Stated problem> Copy the records below exactly, leaving out every picture.

Available data>
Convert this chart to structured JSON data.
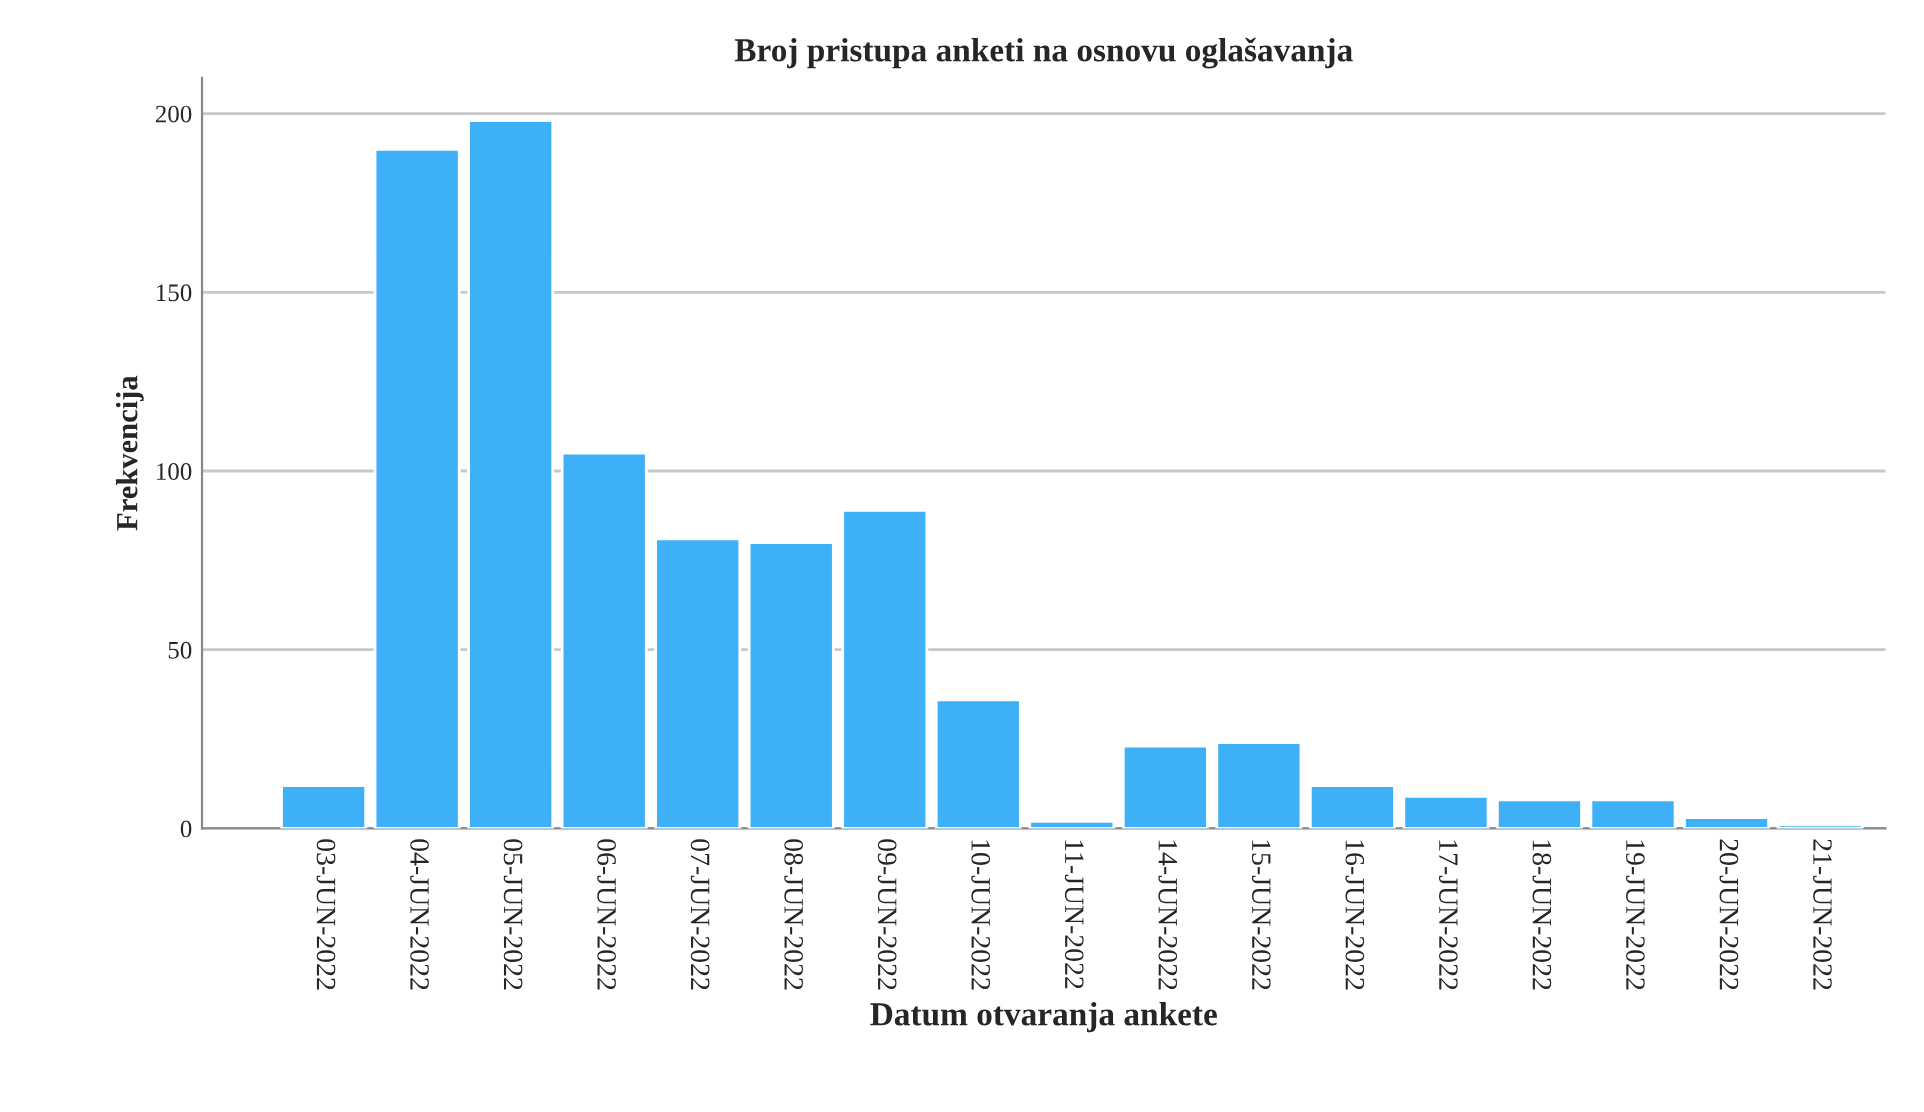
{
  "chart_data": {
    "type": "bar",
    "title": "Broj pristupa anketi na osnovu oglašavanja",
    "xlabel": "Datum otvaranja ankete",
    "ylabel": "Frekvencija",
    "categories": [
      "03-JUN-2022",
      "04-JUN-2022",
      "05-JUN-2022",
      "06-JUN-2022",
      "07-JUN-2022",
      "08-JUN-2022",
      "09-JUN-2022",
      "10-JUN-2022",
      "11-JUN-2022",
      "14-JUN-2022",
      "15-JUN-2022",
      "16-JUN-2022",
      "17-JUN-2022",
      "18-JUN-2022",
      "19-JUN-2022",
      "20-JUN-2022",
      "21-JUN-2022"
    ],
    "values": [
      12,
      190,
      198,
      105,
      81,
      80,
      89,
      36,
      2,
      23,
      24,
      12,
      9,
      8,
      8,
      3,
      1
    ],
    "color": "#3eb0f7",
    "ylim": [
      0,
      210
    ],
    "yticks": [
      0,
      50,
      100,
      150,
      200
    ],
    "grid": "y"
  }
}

Completed exercise>
Convert this chart to structured JSON data.
{
  "chart_data": {
    "type": "bar",
    "title": "Broj pristupa anketi na osnovu oglašavanja",
    "xlabel": "Datum otvaranja ankete",
    "ylabel": "Frekvencija",
    "categories": [
      "03-JUN-2022",
      "04-JUN-2022",
      "05-JUN-2022",
      "06-JUN-2022",
      "07-JUN-2022",
      "08-JUN-2022",
      "09-JUN-2022",
      "10-JUN-2022",
      "11-JUN-2022",
      "14-JUN-2022",
      "15-JUN-2022",
      "16-JUN-2022",
      "17-JUN-2022",
      "18-JUN-2022",
      "19-JUN-2022",
      "20-JUN-2022",
      "21-JUN-2022"
    ],
    "values": [
      12,
      190,
      198,
      105,
      81,
      80,
      89,
      36,
      2,
      23,
      24,
      12,
      9,
      8,
      8,
      3,
      1
    ],
    "color": "#3eb0f7",
    "ylim": [
      0,
      210
    ],
    "yticks": [
      0,
      50,
      100,
      150,
      200
    ],
    "grid": "y"
  }
}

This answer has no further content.